>>

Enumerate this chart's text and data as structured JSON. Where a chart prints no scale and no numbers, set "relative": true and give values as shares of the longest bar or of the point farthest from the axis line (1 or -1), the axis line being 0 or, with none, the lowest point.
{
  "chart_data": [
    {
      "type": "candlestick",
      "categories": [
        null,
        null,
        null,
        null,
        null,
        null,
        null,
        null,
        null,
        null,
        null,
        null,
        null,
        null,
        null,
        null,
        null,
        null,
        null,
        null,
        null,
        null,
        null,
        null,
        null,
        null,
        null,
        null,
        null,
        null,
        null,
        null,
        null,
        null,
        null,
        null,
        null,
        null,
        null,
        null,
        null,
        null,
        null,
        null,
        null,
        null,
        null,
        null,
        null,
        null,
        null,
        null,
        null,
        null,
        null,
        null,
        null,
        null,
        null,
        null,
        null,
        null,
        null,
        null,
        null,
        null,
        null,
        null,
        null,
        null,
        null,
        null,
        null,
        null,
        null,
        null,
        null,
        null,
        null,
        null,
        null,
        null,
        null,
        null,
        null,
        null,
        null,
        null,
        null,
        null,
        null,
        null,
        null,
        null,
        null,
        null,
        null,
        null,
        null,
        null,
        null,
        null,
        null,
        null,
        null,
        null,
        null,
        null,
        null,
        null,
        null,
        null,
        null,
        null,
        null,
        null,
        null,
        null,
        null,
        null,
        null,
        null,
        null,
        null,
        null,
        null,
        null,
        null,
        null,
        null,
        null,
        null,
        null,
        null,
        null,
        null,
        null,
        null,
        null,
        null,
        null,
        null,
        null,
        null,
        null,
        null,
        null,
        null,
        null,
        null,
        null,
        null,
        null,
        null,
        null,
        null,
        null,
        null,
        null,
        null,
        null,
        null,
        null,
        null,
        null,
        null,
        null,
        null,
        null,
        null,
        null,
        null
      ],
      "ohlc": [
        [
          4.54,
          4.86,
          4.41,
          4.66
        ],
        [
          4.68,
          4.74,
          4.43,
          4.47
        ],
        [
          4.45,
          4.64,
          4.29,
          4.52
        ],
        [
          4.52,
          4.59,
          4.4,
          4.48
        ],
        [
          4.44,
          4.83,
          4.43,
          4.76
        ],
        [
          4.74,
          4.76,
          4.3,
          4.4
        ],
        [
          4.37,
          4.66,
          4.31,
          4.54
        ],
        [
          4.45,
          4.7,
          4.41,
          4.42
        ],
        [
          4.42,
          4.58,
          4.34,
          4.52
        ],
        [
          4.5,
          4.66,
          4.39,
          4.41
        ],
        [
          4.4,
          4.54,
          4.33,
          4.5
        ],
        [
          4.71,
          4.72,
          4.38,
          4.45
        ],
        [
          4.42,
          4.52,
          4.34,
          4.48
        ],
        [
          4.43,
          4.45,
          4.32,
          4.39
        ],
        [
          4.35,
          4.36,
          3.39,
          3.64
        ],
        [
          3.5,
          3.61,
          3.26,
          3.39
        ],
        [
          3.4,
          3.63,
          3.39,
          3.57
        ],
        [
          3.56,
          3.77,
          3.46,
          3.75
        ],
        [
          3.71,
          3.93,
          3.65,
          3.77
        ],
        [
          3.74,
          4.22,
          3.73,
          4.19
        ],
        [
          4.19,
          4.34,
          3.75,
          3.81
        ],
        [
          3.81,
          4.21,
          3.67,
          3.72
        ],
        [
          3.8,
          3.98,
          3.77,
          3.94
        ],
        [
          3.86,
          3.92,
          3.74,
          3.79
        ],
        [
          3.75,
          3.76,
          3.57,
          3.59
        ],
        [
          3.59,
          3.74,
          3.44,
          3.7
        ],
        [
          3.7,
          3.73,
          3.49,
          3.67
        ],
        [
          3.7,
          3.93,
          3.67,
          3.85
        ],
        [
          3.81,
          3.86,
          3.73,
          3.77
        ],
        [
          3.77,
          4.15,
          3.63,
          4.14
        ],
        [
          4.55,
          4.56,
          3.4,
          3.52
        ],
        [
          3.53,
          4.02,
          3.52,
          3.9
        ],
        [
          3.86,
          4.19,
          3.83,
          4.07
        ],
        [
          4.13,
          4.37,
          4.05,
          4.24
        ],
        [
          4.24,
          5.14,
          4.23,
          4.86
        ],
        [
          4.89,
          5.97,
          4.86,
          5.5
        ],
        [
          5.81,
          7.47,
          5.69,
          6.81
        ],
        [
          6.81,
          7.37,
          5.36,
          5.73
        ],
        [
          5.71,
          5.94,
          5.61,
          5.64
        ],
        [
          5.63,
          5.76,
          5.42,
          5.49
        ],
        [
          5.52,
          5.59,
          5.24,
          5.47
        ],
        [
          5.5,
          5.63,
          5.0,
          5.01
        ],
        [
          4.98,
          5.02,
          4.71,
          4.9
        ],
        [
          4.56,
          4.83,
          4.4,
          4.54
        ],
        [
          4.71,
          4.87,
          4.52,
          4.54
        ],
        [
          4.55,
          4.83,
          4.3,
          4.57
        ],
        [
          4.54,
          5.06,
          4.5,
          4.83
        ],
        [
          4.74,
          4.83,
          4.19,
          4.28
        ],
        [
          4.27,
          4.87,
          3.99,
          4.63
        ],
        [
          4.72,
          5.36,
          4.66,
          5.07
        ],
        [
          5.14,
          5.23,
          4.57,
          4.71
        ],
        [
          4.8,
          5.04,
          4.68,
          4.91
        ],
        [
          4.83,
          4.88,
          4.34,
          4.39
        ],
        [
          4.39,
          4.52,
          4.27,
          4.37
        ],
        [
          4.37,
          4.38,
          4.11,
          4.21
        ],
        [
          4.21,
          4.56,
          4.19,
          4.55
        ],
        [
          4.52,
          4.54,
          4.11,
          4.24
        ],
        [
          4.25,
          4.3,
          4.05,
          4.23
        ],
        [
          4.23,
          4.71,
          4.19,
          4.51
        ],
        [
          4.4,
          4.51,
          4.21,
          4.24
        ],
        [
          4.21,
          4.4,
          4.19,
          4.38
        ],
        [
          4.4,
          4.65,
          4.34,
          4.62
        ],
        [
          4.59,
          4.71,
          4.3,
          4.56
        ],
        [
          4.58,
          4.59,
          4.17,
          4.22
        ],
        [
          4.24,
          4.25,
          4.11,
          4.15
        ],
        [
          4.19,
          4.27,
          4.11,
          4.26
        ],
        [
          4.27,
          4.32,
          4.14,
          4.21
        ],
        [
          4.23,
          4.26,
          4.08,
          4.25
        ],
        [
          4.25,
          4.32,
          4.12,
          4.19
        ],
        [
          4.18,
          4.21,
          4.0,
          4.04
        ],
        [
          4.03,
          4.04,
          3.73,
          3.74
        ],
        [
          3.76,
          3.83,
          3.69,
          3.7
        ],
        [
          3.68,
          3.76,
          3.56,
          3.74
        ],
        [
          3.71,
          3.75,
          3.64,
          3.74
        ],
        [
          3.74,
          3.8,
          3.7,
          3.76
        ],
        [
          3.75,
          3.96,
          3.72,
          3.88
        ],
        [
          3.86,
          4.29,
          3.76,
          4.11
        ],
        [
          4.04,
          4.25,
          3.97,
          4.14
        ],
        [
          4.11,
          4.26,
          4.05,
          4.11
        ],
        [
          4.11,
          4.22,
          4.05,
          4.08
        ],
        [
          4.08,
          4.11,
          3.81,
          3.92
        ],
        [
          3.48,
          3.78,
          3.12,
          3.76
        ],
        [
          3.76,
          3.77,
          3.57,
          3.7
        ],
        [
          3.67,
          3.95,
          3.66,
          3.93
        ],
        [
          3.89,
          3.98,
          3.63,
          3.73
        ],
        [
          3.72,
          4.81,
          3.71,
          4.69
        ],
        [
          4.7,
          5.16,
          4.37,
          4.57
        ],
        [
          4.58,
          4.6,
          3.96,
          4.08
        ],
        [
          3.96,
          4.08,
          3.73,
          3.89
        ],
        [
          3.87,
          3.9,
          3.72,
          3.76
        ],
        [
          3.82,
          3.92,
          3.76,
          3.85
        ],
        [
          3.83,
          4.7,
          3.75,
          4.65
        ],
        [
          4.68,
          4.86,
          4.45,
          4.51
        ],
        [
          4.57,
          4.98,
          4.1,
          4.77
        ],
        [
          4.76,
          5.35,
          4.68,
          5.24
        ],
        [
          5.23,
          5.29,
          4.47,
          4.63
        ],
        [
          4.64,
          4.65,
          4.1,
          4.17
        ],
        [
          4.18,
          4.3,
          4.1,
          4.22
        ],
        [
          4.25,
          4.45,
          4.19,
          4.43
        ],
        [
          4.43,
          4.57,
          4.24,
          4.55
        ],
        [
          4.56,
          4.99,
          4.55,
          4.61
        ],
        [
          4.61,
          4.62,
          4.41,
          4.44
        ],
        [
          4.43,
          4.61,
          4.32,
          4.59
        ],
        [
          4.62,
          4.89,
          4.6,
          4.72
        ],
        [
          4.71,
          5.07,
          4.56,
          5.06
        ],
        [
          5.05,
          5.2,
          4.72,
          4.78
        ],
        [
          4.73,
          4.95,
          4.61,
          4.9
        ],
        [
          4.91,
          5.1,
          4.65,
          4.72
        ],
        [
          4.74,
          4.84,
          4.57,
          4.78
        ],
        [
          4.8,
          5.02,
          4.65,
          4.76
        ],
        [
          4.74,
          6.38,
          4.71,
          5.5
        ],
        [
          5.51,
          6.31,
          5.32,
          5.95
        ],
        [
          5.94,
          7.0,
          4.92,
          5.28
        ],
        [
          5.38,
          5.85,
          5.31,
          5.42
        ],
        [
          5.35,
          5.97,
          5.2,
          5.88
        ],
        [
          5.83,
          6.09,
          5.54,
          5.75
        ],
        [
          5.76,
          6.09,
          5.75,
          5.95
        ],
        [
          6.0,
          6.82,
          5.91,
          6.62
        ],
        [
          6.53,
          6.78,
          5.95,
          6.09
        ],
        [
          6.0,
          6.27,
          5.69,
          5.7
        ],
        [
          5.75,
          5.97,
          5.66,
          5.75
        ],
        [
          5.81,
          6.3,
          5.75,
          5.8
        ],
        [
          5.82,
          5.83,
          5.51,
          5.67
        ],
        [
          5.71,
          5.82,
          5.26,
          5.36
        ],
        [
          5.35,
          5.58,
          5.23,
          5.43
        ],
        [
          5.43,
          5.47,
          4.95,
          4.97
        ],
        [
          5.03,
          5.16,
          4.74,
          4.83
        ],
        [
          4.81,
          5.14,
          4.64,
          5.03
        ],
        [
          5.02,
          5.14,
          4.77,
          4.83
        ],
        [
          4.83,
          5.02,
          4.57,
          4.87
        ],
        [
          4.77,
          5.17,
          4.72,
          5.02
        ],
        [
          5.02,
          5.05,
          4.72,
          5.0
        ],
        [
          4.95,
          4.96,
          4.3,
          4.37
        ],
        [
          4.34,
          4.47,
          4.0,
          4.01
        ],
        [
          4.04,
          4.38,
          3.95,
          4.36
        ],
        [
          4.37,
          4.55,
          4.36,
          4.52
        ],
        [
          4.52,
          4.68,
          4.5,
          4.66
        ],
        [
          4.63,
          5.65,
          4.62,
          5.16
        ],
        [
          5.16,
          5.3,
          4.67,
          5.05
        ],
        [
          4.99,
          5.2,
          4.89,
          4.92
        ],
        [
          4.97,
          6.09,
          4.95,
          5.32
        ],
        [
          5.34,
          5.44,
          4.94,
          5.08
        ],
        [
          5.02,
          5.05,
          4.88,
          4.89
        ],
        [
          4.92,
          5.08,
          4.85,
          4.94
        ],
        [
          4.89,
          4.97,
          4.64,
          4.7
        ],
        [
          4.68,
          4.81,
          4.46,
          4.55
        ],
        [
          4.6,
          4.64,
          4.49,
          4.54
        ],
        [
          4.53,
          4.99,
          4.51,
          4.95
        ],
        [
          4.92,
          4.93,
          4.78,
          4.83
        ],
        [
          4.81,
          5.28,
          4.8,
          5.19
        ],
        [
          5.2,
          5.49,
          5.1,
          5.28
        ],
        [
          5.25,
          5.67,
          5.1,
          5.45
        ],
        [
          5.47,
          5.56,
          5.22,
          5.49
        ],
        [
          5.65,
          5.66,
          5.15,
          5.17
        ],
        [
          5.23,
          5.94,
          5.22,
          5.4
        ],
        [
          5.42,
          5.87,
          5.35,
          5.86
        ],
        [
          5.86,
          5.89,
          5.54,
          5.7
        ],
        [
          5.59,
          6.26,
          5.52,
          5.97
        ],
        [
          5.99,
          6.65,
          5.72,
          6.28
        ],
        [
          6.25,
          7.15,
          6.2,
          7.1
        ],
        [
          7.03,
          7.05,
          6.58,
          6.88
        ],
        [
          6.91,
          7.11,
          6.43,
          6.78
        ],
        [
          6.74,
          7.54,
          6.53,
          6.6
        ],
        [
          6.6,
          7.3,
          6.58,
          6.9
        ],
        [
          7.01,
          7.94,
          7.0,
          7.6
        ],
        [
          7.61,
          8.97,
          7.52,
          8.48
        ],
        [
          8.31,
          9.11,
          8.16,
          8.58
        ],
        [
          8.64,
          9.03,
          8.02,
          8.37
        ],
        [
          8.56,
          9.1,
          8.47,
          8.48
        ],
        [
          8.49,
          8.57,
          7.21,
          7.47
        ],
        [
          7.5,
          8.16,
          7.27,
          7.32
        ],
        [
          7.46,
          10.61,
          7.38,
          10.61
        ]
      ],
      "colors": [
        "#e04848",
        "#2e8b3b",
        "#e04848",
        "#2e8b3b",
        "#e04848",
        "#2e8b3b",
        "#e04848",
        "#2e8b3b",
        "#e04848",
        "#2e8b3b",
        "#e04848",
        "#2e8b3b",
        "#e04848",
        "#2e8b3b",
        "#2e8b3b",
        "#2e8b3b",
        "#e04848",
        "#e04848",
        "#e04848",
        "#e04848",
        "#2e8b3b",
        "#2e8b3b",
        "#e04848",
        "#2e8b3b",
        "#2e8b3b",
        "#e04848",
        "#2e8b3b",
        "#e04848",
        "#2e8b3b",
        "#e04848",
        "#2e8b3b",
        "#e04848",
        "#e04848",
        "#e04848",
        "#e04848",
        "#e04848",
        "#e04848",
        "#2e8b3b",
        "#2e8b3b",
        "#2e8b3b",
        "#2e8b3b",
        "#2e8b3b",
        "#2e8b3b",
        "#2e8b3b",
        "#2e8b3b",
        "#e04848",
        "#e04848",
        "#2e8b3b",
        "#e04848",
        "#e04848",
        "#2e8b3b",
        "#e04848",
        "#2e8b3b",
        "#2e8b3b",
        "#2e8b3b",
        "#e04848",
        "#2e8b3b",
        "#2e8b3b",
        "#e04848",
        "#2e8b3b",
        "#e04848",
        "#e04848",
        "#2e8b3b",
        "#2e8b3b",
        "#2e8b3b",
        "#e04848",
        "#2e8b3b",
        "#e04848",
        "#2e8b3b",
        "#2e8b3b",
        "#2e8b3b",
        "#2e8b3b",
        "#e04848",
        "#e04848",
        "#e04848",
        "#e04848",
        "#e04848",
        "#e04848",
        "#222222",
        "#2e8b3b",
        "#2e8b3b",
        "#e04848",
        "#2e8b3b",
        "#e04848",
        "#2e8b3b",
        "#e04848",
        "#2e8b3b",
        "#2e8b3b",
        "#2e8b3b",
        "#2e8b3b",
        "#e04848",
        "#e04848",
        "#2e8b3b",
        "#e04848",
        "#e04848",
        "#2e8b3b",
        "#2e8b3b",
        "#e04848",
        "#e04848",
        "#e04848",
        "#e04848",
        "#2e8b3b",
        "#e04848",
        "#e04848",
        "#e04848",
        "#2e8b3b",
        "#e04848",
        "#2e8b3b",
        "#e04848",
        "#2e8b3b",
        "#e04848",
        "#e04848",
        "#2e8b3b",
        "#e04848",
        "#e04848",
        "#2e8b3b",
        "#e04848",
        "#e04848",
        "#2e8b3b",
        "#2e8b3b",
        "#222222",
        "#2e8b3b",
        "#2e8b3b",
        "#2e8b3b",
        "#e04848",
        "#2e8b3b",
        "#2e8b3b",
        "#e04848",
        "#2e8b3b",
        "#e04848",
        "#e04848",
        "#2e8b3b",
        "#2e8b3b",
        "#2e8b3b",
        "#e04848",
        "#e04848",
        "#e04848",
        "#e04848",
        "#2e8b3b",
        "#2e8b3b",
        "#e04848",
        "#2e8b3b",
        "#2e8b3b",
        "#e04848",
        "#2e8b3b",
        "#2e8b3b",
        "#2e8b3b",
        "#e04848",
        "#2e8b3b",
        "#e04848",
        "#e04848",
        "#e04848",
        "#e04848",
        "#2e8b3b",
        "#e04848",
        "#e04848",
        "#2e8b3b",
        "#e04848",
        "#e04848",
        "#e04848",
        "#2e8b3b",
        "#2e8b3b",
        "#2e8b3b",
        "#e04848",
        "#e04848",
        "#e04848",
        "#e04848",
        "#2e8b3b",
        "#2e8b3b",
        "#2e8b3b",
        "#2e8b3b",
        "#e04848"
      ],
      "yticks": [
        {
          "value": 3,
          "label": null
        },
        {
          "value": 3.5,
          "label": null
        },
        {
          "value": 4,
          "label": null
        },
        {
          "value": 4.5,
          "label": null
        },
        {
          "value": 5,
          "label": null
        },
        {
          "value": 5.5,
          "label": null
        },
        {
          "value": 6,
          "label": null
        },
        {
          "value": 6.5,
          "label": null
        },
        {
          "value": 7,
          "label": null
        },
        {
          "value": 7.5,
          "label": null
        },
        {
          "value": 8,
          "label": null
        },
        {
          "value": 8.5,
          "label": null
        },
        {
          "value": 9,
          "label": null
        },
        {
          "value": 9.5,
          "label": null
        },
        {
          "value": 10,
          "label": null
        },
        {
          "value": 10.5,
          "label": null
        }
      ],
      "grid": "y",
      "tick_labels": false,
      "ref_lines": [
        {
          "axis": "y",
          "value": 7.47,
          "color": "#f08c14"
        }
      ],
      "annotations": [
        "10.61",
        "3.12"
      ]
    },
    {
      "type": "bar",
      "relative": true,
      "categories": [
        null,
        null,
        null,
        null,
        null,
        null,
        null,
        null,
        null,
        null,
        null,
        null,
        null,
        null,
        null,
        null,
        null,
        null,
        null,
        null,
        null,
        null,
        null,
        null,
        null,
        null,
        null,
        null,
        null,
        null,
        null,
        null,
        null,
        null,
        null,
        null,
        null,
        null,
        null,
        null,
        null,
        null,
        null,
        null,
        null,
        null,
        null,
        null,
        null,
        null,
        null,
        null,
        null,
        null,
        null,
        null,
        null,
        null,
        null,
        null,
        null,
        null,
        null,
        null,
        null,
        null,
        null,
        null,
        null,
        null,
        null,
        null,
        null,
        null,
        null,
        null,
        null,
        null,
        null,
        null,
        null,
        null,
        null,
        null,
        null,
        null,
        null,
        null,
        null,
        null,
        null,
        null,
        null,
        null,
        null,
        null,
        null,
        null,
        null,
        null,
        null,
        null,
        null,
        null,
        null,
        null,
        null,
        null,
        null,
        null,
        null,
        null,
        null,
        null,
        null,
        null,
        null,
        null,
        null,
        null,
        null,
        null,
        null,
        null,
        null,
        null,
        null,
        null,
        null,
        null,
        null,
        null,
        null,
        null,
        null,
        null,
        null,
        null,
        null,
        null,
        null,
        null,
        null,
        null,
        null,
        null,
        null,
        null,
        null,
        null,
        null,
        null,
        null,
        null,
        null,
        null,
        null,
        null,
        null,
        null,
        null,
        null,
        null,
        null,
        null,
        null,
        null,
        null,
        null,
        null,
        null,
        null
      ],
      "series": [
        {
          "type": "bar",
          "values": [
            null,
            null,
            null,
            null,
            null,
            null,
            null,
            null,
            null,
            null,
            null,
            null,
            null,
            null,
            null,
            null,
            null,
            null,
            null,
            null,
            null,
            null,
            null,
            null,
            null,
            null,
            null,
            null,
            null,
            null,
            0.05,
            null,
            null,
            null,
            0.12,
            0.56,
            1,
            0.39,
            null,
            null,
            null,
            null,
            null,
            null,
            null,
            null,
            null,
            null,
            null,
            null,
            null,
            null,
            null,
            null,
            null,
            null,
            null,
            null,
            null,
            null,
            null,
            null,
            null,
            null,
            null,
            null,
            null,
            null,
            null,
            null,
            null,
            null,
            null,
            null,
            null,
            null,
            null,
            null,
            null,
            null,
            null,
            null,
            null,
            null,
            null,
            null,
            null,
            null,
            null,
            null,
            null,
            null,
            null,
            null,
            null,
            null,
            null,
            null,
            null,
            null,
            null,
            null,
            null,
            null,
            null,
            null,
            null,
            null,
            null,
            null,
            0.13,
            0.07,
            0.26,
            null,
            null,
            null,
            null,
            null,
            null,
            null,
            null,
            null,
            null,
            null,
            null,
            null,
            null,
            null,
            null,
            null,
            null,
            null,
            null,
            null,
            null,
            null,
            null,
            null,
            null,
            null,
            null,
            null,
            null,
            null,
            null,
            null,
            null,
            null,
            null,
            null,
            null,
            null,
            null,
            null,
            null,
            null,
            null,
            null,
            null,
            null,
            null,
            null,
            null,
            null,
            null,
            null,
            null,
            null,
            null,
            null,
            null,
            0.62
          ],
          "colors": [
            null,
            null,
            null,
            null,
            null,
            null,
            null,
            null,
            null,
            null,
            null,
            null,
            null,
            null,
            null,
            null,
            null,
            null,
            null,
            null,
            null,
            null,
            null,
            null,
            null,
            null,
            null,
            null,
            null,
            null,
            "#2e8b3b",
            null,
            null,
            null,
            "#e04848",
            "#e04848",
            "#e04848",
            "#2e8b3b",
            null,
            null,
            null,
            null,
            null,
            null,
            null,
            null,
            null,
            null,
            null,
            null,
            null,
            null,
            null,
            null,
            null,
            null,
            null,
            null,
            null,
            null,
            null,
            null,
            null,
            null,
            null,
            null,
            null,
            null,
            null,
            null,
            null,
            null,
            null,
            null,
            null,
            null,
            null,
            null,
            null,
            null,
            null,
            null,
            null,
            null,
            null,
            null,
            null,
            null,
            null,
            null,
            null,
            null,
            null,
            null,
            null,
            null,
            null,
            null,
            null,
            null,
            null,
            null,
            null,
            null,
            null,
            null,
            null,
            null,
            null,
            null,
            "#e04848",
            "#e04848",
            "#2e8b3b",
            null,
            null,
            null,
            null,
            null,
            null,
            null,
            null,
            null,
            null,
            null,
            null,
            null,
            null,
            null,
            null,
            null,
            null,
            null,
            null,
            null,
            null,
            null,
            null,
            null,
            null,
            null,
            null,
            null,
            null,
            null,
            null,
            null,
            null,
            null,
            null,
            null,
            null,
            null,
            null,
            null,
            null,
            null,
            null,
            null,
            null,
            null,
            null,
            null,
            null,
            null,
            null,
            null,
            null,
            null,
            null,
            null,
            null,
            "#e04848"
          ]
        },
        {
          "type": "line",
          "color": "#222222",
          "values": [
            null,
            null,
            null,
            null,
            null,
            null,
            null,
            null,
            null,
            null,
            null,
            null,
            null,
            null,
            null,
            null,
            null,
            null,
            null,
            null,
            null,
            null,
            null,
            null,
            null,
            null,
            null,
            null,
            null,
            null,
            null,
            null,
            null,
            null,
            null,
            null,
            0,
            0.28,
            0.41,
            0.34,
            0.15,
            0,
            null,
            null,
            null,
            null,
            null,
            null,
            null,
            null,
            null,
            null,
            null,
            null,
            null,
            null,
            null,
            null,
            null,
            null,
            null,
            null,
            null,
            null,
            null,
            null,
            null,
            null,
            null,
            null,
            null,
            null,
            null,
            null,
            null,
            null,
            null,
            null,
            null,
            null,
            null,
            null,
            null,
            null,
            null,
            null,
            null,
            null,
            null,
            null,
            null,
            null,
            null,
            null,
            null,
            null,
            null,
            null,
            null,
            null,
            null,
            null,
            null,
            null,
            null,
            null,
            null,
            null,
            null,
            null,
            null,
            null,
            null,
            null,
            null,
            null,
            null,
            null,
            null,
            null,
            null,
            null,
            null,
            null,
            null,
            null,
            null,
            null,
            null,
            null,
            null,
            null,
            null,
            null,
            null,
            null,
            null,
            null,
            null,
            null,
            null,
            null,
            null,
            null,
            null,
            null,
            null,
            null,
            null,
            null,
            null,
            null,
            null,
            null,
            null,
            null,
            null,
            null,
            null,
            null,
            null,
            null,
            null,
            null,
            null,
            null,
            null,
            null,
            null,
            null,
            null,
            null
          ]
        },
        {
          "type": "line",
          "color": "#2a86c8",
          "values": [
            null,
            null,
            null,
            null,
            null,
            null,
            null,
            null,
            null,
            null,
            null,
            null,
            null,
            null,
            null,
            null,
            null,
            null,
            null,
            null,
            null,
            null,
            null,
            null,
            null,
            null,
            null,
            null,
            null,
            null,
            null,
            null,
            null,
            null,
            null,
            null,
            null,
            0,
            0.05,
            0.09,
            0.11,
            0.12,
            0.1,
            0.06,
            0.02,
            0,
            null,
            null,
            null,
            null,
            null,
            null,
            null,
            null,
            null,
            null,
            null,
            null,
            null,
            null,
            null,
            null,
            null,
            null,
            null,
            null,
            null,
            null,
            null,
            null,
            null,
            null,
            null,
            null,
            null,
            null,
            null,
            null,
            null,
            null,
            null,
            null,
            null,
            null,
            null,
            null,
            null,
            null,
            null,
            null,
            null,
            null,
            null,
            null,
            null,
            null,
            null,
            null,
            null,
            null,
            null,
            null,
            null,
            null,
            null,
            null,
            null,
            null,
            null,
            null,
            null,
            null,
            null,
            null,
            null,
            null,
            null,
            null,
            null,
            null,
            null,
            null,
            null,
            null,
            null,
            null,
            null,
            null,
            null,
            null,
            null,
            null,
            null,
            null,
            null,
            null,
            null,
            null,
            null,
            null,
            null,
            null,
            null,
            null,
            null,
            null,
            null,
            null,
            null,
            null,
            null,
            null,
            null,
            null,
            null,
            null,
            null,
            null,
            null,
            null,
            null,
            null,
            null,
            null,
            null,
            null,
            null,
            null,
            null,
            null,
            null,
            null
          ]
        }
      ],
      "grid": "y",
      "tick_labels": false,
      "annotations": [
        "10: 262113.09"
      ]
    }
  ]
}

<<

(Exercise details): What is the number of lines above that contain the string "relative"? Answer with the number alone.

(Result): 2